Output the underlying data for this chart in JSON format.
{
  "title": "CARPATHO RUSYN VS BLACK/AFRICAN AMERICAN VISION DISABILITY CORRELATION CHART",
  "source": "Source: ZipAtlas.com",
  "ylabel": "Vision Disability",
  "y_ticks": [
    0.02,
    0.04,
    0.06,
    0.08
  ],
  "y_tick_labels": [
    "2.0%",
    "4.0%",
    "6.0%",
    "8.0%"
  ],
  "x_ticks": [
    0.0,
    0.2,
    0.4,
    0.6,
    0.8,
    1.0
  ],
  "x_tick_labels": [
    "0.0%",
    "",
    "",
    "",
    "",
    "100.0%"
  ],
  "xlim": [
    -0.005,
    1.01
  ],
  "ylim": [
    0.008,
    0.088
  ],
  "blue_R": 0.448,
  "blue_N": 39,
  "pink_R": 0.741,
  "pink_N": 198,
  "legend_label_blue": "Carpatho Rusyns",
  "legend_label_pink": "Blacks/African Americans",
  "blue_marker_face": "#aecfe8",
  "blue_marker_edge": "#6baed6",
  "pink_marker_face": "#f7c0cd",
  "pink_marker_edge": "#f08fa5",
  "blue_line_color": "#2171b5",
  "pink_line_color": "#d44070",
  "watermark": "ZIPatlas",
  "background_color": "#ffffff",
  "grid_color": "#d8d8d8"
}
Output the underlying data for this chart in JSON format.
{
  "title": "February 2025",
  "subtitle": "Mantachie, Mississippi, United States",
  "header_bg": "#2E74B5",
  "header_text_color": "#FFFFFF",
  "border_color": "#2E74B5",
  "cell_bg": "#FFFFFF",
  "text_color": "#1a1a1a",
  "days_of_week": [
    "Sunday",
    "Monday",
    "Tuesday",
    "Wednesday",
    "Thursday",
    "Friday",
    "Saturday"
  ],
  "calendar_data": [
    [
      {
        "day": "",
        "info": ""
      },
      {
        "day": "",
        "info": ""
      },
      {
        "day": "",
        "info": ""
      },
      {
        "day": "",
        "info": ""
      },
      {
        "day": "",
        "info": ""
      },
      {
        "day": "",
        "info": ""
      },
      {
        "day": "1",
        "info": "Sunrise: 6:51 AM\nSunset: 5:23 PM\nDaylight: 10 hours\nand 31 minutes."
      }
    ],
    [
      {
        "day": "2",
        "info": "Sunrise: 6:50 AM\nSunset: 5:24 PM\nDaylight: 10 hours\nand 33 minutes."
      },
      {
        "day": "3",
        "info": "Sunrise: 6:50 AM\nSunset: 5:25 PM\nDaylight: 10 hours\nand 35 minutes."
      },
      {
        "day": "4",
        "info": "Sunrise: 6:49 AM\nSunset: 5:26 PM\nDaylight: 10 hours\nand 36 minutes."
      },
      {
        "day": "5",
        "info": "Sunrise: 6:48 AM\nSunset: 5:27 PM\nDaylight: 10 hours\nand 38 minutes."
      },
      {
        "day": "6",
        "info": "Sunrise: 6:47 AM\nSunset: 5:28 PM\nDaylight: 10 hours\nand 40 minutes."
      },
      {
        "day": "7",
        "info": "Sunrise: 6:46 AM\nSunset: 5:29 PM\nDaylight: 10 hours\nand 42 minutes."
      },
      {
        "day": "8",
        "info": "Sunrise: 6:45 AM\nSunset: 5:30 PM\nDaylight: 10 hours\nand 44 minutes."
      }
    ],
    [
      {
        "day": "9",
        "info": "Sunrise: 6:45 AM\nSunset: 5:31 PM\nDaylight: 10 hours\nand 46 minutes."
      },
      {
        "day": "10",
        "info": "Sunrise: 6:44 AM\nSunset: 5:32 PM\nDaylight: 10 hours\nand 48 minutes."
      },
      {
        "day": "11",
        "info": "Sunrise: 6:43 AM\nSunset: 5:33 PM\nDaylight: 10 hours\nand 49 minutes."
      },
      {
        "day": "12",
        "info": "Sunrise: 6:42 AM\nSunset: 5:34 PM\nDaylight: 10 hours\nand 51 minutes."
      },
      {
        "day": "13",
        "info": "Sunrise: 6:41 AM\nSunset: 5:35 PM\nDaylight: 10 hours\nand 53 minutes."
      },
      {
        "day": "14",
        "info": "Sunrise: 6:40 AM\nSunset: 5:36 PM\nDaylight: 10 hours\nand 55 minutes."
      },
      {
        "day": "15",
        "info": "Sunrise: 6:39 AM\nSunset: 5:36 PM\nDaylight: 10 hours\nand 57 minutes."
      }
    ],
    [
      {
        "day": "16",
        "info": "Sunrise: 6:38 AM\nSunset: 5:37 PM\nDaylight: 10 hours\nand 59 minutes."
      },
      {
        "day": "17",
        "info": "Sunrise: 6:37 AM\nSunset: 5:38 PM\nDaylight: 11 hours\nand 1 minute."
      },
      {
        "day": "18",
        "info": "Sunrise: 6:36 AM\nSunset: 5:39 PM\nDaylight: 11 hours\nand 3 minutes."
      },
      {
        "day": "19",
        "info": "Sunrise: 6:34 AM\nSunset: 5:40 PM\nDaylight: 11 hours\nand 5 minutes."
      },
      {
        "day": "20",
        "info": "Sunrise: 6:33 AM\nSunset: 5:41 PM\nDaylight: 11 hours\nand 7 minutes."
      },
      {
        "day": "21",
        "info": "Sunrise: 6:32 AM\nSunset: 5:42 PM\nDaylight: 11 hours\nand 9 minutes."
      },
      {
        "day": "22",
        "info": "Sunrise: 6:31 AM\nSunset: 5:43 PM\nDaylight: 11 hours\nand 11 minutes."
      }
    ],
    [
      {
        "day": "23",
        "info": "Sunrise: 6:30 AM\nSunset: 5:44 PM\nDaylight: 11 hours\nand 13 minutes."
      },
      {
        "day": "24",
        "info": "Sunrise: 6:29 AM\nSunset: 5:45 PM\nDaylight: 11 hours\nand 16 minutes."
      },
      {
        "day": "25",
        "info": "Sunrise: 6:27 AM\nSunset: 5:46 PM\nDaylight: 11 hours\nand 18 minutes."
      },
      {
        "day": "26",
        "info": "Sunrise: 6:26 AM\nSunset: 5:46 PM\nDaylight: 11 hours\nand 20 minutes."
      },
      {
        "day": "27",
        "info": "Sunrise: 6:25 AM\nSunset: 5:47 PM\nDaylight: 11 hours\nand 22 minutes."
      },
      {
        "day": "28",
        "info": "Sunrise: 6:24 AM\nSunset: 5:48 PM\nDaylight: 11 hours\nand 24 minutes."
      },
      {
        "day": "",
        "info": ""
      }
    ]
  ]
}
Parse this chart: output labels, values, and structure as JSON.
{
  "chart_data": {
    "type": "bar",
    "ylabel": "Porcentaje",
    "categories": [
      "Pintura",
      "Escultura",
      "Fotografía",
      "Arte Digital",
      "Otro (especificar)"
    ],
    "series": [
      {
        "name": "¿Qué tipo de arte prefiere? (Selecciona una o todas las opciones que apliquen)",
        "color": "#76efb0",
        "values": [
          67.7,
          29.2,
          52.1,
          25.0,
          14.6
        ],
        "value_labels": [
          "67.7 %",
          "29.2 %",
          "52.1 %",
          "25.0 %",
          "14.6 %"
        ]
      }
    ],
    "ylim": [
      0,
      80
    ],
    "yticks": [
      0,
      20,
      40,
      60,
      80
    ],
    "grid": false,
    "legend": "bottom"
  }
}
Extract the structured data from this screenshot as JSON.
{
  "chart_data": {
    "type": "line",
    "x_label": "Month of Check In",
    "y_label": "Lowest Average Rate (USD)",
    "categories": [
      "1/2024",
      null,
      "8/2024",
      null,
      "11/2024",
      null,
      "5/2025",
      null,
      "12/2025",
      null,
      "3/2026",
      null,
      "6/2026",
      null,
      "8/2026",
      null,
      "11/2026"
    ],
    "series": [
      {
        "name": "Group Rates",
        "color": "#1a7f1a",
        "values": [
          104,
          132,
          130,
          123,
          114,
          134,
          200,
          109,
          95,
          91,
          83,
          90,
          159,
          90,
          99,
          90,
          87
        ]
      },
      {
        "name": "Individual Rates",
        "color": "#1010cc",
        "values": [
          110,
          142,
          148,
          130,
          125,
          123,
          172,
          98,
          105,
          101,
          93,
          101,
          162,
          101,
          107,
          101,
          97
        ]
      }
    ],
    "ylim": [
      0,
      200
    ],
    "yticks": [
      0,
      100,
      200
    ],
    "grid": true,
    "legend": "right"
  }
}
■ ■ ■ ■ ■ ■ ■
- [TASK]: Give solely the number of lines in the data that contain the string "ylabel".

- [SOLUTION BELOW]: 2